→ **Your assignment**
Before working with the rows, extract from the article on the asylum officers union's response to the reinstated "Remain in Mexico" policy the passage between "Asylum officers union" and "that court order.", inclusive, copying it word for word.

Asylum officers union says 'Remain in Mexico' revamp is a 'source of shame'
The Department of Homeland Security is reinstating the Migrant Protection Protocols, or MPP, at the U.S.-Mexico border. That’s the controversial policy enacted by the Trump administration that forces asylum seekers to wait for their protection hearings across the border in Mexico.
The Biden administration has tried several times to terminate MPP, but a federal judge in Texas ordered it restored in August. In a memo released Thursday, DHS said it was reinstating it as required by that court order.
Michael Knowles is the president of Local 1924 of the American Federation of Government Employees, the union that represents asylum officers who work with U.S. Citizenship and Immigration Services.
"Policies like this place refugees in harm's way, and it's a source of shame, it’s really a heavy burden for our members to carry," he said. "Because they’re the ones who have to hear an individual literally begging for their life."
Knowles said under the revamped policy, asylum officers will be tasked with determining whether a migrant has credible fear of staying in Mexico to wait for their court date, a threshold he says can be impossibly high to meet. He said reinstating the policy will also strain resources and exacerbate an already years-long backlog for asylum cases.
Hear KJZZ's Alisa Reznick discuss the continuation of the MPPs with Host Mark Brodie on The Show
A letter released by Local 1924 after the DHS memo Thursday said asking asylum officers to carry out MPP again was forcing them to be "complicit," in violating U.S. and international protection laws.
The policy is expected to begin again next week and comes as the Centers for Disease Control issued another continuation of Title 42 — the pandemic policy that allows Border Patrol agents to quickly turn most migrants back across the border to Mexico without processing, even many who want to claim asylum.

→ **Exercise data**
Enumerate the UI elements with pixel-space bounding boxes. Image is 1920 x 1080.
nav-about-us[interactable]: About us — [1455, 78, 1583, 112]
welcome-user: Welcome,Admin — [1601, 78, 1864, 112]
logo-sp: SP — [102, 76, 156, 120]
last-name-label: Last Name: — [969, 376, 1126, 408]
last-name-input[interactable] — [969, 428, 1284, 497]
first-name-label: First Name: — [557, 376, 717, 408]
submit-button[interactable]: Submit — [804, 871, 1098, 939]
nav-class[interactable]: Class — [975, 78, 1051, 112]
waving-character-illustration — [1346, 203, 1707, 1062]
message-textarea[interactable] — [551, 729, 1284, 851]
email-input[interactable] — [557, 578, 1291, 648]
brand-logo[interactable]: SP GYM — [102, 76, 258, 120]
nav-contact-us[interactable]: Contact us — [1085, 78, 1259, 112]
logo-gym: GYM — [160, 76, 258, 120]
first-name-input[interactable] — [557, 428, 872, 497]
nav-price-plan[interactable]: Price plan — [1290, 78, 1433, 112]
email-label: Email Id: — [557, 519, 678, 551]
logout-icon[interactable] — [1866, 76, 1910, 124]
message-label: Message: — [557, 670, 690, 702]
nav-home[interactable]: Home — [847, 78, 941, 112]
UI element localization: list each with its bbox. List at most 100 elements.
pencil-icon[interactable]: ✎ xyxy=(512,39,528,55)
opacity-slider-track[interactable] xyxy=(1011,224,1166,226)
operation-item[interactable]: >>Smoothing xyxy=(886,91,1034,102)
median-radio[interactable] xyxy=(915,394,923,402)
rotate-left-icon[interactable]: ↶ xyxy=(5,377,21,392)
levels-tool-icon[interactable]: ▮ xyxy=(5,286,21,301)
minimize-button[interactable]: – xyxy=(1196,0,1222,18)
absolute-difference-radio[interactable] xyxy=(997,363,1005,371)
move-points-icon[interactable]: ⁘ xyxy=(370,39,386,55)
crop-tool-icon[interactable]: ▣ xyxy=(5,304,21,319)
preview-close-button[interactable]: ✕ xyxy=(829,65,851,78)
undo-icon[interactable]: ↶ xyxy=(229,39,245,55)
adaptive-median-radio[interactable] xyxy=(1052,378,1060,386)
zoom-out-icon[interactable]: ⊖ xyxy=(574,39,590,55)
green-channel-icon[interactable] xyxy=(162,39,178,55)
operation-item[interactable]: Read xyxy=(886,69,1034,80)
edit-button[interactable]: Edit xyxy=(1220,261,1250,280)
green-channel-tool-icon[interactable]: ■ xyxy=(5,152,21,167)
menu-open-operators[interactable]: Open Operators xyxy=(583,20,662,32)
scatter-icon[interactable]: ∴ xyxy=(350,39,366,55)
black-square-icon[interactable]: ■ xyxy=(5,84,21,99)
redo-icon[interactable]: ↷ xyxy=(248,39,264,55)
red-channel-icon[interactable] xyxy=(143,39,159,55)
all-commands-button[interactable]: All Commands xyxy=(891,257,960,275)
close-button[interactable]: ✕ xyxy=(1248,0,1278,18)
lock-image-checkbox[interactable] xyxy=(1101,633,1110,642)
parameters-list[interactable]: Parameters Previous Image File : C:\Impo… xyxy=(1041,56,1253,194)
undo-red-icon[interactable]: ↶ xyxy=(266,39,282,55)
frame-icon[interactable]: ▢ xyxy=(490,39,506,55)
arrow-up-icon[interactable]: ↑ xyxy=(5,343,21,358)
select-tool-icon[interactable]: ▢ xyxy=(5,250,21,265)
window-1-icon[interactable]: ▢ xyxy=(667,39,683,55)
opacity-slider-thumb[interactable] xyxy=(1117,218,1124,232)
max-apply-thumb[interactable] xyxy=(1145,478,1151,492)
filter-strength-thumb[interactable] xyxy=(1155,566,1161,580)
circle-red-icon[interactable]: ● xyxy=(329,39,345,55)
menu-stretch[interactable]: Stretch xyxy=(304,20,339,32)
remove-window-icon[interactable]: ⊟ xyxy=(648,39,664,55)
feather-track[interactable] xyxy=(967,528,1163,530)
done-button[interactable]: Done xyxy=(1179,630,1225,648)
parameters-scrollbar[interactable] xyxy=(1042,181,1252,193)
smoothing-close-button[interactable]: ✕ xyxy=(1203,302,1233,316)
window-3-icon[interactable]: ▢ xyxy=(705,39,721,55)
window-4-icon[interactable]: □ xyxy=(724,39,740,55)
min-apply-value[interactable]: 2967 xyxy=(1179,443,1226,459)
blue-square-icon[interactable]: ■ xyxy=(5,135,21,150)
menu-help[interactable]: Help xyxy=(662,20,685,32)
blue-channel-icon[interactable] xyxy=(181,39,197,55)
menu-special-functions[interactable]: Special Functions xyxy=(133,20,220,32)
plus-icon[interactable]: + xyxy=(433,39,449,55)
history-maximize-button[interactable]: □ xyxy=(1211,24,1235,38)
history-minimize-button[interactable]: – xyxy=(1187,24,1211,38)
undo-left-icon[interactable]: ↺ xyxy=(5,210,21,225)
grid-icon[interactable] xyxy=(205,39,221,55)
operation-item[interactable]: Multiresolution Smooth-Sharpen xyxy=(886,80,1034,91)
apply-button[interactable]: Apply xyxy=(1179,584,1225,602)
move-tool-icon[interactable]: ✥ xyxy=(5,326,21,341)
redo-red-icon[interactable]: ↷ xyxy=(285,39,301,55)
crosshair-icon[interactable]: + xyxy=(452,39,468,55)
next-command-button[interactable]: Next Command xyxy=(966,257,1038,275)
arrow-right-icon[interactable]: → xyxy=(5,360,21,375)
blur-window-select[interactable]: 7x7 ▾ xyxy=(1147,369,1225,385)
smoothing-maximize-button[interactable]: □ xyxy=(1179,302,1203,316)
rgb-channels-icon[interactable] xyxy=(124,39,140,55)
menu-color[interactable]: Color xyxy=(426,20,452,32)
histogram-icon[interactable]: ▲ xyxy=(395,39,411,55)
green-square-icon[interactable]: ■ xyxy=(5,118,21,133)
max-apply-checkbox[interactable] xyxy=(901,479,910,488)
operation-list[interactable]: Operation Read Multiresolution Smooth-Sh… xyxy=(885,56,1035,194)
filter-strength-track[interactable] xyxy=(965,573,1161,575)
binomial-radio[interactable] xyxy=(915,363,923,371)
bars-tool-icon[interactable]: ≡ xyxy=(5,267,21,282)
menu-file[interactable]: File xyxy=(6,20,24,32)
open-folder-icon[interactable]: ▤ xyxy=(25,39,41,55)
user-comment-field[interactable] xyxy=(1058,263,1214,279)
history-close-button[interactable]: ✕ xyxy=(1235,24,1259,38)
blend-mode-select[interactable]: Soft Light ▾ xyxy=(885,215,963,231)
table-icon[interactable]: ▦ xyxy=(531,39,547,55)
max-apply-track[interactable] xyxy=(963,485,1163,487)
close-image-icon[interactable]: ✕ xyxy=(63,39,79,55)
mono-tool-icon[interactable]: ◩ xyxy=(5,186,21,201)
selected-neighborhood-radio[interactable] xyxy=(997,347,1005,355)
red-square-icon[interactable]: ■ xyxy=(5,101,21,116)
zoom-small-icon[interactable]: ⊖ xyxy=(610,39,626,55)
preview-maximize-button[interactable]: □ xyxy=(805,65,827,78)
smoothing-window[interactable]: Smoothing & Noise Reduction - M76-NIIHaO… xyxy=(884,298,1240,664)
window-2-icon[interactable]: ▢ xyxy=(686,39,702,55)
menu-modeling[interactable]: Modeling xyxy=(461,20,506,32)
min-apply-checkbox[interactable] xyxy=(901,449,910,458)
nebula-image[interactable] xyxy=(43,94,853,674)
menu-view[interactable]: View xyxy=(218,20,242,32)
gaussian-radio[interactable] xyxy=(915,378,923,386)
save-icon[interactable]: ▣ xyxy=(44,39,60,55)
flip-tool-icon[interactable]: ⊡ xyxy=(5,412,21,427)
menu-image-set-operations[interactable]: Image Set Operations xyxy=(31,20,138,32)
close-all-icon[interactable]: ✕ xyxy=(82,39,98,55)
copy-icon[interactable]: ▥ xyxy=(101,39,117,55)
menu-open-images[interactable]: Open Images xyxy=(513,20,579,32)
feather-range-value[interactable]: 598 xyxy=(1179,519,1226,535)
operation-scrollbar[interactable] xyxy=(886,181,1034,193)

→ **Answer space**
Asylum officers union says 'Remain in Mexico' revamp is a 'source of shame'
The Department of Homeland Security is reinstating the Migrant Protection Protocols, or MPP, at the U.S.-Mexico border. That’s the controversial policy enacted by the Trump administration that forces asylum seekers to wait for their protection hearings across the border in Mexico.
The Biden administration has tried several times to terminate MPP, but a federal judge in Texas ordered it restored in August. In a memo released Thursday, DHS said it was reinstating it as required by that court order.